What needs to be done
Pick out each line with the word "modifications" from the material that follows.

Material for the task
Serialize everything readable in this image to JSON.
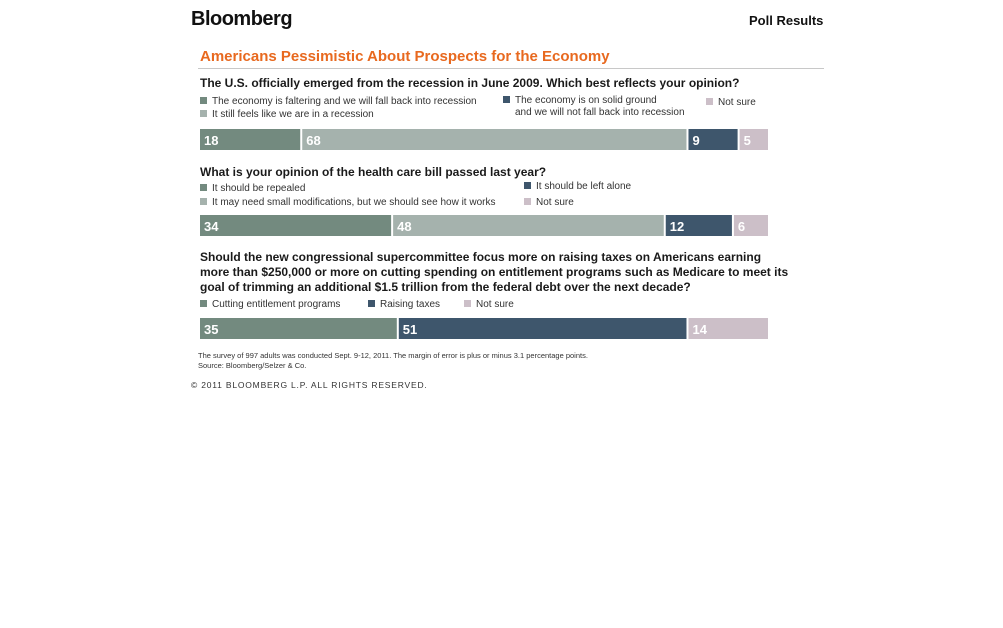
{
  "header": {
    "brand": "Bloomberg",
    "section": "Poll Results"
  },
  "colors": {
    "dark_green": "#738a7f",
    "light_gray": "#a5b2ad",
    "navy": "#3e566c",
    "mauve": "#ccbfc8",
    "title_orange": "#e8691f"
  },
  "chart_data": [
    {
      "type": "bar",
      "stacked": true,
      "orientation": "horizontal",
      "title": "Americans Pessimistic About Prospects for the Economy",
      "question": "The U.S. officially emerged from the recession in June 2009.  Which best reflects your opinion?",
      "series": [
        {
          "name": "The economy is faltering and we will fall back into recession",
          "value": 18,
          "color": "#738a7f"
        },
        {
          "name": "It still feels like we are in a recession",
          "value": 68,
          "color": "#a5b2ad"
        },
        {
          "name": "The economy is on solid ground and we will not fall back into recession",
          "value": 9,
          "color": "#3e566c"
        },
        {
          "name": "Not sure",
          "value": 5,
          "color": "#ccbfc8"
        }
      ]
    },
    {
      "type": "bar",
      "stacked": true,
      "orientation": "horizontal",
      "question": "What is your opinion of the health care bill passed last year?",
      "series": [
        {
          "name": "It should be repealed",
          "value": 34,
          "color": "#738a7f"
        },
        {
          "name": "It may need small modifications, but we should see how it works",
          "value": 48,
          "color": "#a5b2ad"
        },
        {
          "name": "It should be left alone",
          "value": 12,
          "color": "#3e566c"
        },
        {
          "name": "Not sure",
          "value": 6,
          "color": "#ccbfc8"
        }
      ]
    },
    {
      "type": "bar",
      "stacked": true,
      "orientation": "horizontal",
      "question": "Should the new congressional supercommittee focus more on raising taxes on Americans earning more than $250,000 or more on cutting spending on entitlement programs such as Medicare to meet its goal of trimming an additional $1.5 trillion from the federal debt over the next decade?",
      "series": [
        {
          "name": "Cutting entitlement programs",
          "value": 35,
          "color": "#738a7f"
        },
        {
          "name": "Raising taxes",
          "value": 51,
          "color": "#3e566c"
        },
        {
          "name": "Not sure",
          "value": 14,
          "color": "#ccbfc8"
        }
      ]
    }
  ],
  "legend_text": {
    "q1": {
      "faltering": "The economy is faltering and we will fall back into recession",
      "still_feels": "It still feels like we are in a recession",
      "solid_line1": "The economy is on solid ground",
      "solid_line2": "and we will not fall back into recession",
      "not_sure": "Not sure"
    },
    "q2": {
      "repealed": "It should be repealed",
      "modifications": "It may need small modifications, but we should see how it works",
      "left_alone": "It should be left alone",
      "not_sure": "Not sure"
    },
    "q3": {
      "cutting": "Cutting entitlement programs",
      "raising": "Raising taxes",
      "not_sure": "Not sure"
    }
  },
  "question_lines": {
    "q3_line1": "Should the new congressional supercommittee focus more on raising taxes on Americans earning",
    "q3_line2": "more than $250,000 or more on cutting spending on entitlement programs such as Medicare to meet its",
    "q3_line3": "goal of trimming an additional $1.5 trillion from the federal debt over the next decade?"
  },
  "footer": {
    "survey_note": "The survey of 997 adults was conducted Sept. 9-12, 2011. The margin of error is plus or minus 3.1 percentage points.",
    "source": "Source: Bloomberg/Selzer & Co.",
    "copyright": "© 2011 BLOOMBERG L.P. ALL RIGHTS RESERVED."
  }
}
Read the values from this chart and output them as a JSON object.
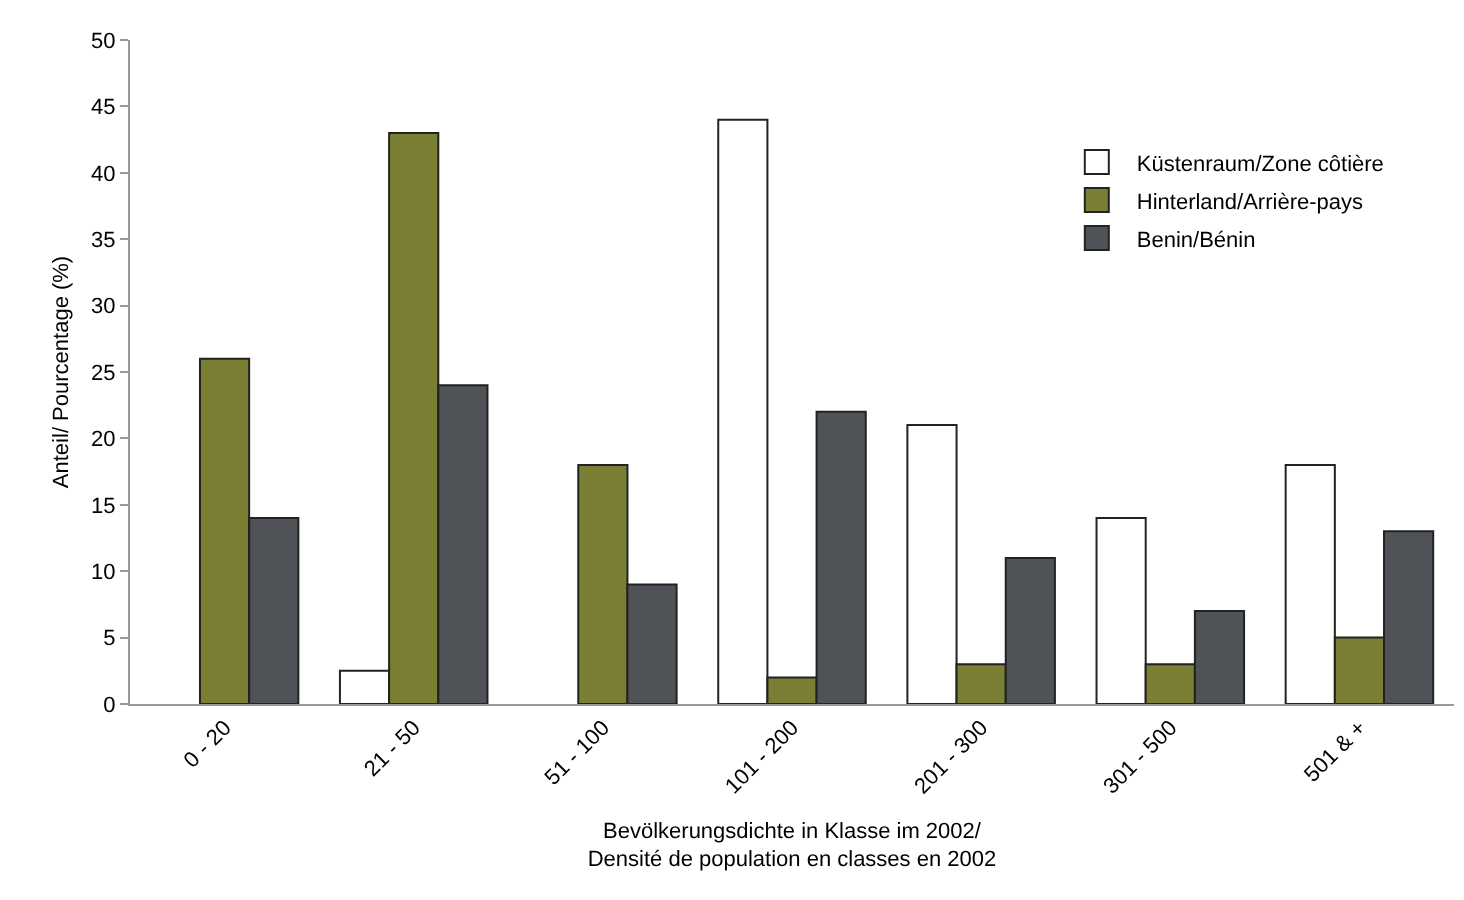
{
  "chart_data": {
    "type": "bar",
    "xlabel": "Bevölkerungsdichte in Klasse im 2002/\nDensité de population en classes en 2002",
    "ylabel": "Anteil/ Pourcentage (%)",
    "categories": [
      "0 - 20",
      "21 - 50",
      "51 - 100",
      "101 - 200",
      "201 - 300",
      "301 - 500",
      "501 & +"
    ],
    "series": [
      {
        "name": "Küstenraum/Zone côtière",
        "color": "#ffffff",
        "values": [
          null,
          2.5,
          null,
          44,
          21,
          14,
          18
        ]
      },
      {
        "name": "Hinterland/Arrière-pays",
        "color": "#7a7f34",
        "values": [
          26,
          43,
          18,
          2,
          3,
          3,
          5
        ]
      },
      {
        "name": "Benin/Bénin",
        "color": "#4f5256",
        "values": [
          14,
          24,
          9,
          22,
          11,
          7,
          13
        ]
      }
    ],
    "ylim": [
      0,
      50
    ],
    "yticks": [
      0,
      5,
      10,
      15,
      20,
      25,
      30,
      35,
      40,
      45,
      50
    ],
    "grid": false,
    "legend": "top right"
  }
}
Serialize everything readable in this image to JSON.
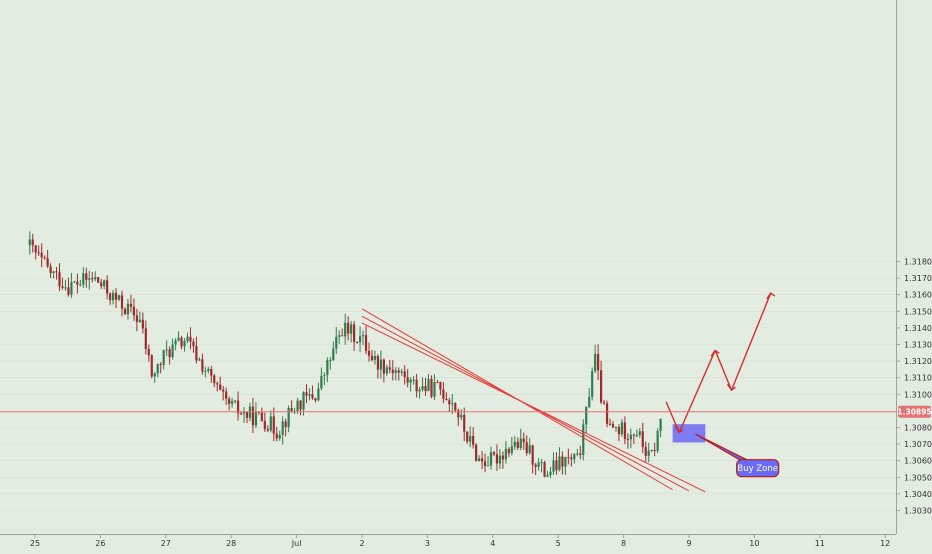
{
  "colors": {
    "background": "#e3ece0",
    "up_candle": "#2e7d4f",
    "down_candle": "#9e2a2a",
    "trendline": "#e53935",
    "projection": "#d32f2f",
    "price_line": "#e57373",
    "buy_zone": "#6a6af5",
    "axis_text": "#333333"
  },
  "chart_data": {
    "type": "candlestick",
    "price_axis": {
      "ticks": [
        "1.31800",
        "1.31700",
        "1.31600",
        "1.31500",
        "1.31400",
        "1.31300",
        "1.31200",
        "1.31100",
        "1.31000",
        "1.30800",
        "1.30700",
        "1.30600",
        "1.30500",
        "1.30400",
        "1.30300"
      ],
      "range": [
        1.3027,
        1.3183
      ]
    },
    "current_price": {
      "label": "1.30895",
      "value": 1.30895
    },
    "time_axis": {
      "labels": [
        {
          "text": "25",
          "day": 0
        },
        {
          "text": "26",
          "day": 1
        },
        {
          "text": "27",
          "day": 2
        },
        {
          "text": "28",
          "day": 3
        },
        {
          "text": "Jul",
          "day": 4
        },
        {
          "text": "2",
          "day": 5
        },
        {
          "text": "3",
          "day": 6
        },
        {
          "text": "4",
          "day": 7
        },
        {
          "text": "5",
          "day": 8
        },
        {
          "text": "8",
          "day": 9
        },
        {
          "text": "9",
          "day": 10
        },
        {
          "text": "10",
          "day": 11
        },
        {
          "text": "11",
          "day": 12
        },
        {
          "text": "12",
          "day": 13
        }
      ]
    },
    "price_anchors": [
      [
        -0.1,
        1.319
      ],
      [
        0.2,
        1.3175
      ],
      [
        0.5,
        1.3165
      ],
      [
        0.9,
        1.317
      ],
      [
        1.2,
        1.3158
      ],
      [
        1.6,
        1.3145
      ],
      [
        1.8,
        1.311
      ],
      [
        2.0,
        1.3125
      ],
      [
        2.3,
        1.3133
      ],
      [
        2.6,
        1.3115
      ],
      [
        2.9,
        1.3095
      ],
      [
        3.2,
        1.3088
      ],
      [
        3.5,
        1.3085
      ],
      [
        3.7,
        1.3078
      ],
      [
        4.0,
        1.3094
      ],
      [
        4.3,
        1.31
      ],
      [
        4.7,
        1.314
      ],
      [
        5.0,
        1.3133
      ],
      [
        5.2,
        1.312
      ],
      [
        5.5,
        1.3115
      ],
      [
        5.8,
        1.3105
      ],
      [
        6.2,
        1.3103
      ],
      [
        6.4,
        1.3095
      ],
      [
        6.6,
        1.3075
      ],
      [
        6.8,
        1.306
      ],
      [
        7.0,
        1.306
      ],
      [
        7.3,
        1.307
      ],
      [
        7.5,
        1.3068
      ],
      [
        7.8,
        1.3052
      ],
      [
        8.1,
        1.306
      ],
      [
        8.3,
        1.306
      ],
      [
        8.4,
        1.308
      ],
      [
        8.55,
        1.3125
      ],
      [
        8.65,
        1.31
      ],
      [
        8.75,
        1.308
      ],
      [
        9.0,
        1.3078
      ],
      [
        9.2,
        1.3078
      ],
      [
        9.4,
        1.306
      ],
      [
        9.5,
        1.3072
      ],
      [
        9.6,
        1.309
      ]
    ],
    "trendlines": [
      {
        "from": [
          5.0,
          1.31515
        ],
        "to": [
          9.75,
          1.30425
        ]
      },
      {
        "from": [
          5.0,
          1.3147
        ],
        "to": [
          10.0,
          1.30418
        ]
      },
      {
        "from": [
          5.0,
          1.3143
        ],
        "to": [
          10.25,
          1.30412
        ]
      }
    ],
    "projection_path": [
      [
        9.65,
        1.30955
      ],
      [
        9.85,
        1.3077
      ],
      [
        10.4,
        1.31265
      ],
      [
        10.65,
        1.31025
      ],
      [
        11.25,
        1.3161
      ]
    ],
    "buy_zone": {
      "day_from": 9.75,
      "day_to": 10.25,
      "price_from": 1.3071,
      "price_to": 1.3082
    },
    "annotation": {
      "text": "Buy Zone",
      "anchor_day": 10.1,
      "anchor_price": 1.3076,
      "label_day": 11.05,
      "label_price": 1.30555
    }
  }
}
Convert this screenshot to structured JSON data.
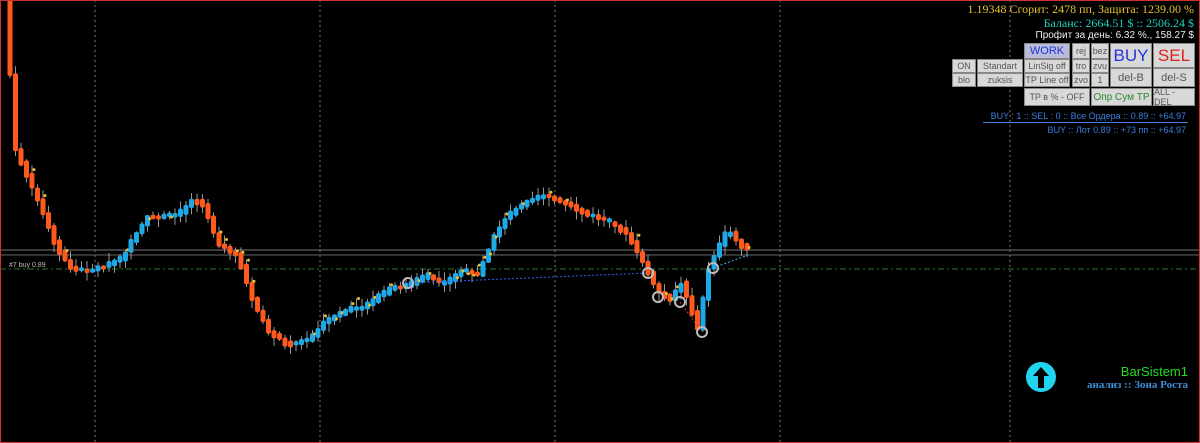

Output for this task
          "name": "It may need small modifications, but we should see how it works",
      "modifications": "It may need small modifications, but we should see how it works",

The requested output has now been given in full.